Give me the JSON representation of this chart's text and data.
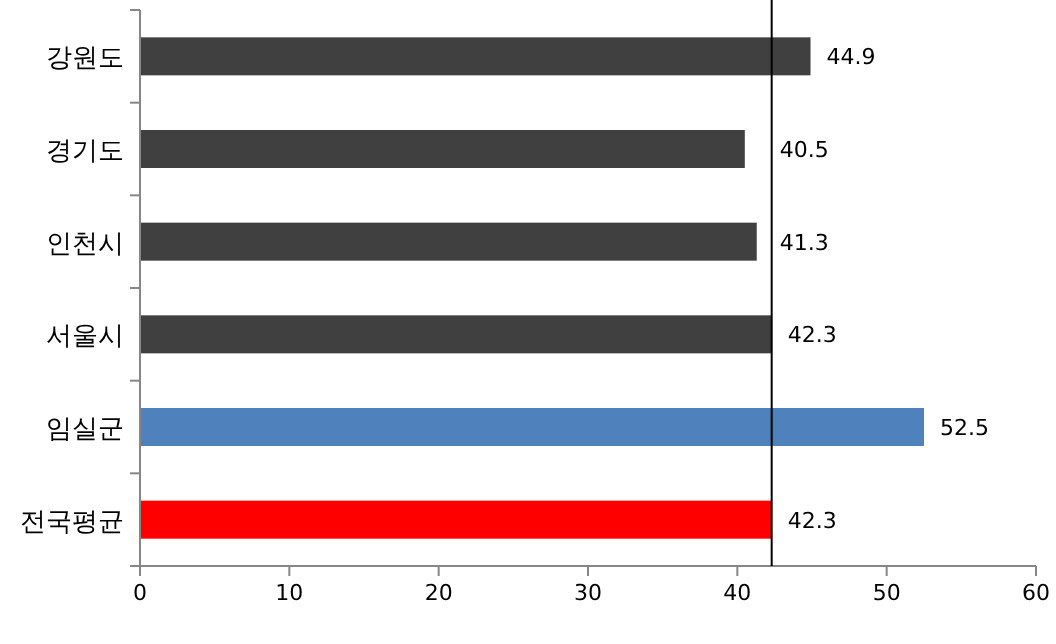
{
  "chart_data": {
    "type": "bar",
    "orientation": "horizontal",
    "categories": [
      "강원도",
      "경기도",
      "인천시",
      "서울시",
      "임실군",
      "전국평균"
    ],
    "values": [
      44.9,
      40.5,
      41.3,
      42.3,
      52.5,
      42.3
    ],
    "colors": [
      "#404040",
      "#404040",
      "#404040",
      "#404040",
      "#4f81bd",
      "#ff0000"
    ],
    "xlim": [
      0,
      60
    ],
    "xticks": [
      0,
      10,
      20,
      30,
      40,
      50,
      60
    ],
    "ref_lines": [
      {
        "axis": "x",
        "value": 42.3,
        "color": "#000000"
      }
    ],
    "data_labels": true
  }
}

◇ ◇ ◇ ◇ ◇

Transcribe every record above exactly as written, leaving out any pictures.

- **ANSWER TO THIS TASK**:
Give me the JSON representation of this chart's text and data.
{
  "chart_data": {
    "type": "bar",
    "orientation": "horizontal",
    "categories": [
      "강원도",
      "경기도",
      "인천시",
      "서울시",
      "임실군",
      "전국평균"
    ],
    "values": [
      44.9,
      40.5,
      41.3,
      42.3,
      52.5,
      42.3
    ],
    "colors": [
      "#404040",
      "#404040",
      "#404040",
      "#404040",
      "#4f81bd",
      "#ff0000"
    ],
    "xlim": [
      0,
      60
    ],
    "xticks": [
      0,
      10,
      20,
      30,
      40,
      50,
      60
    ],
    "ref_lines": [
      {
        "axis": "x",
        "value": 42.3,
        "color": "#000000"
      }
    ],
    "data_labels": true
  }
}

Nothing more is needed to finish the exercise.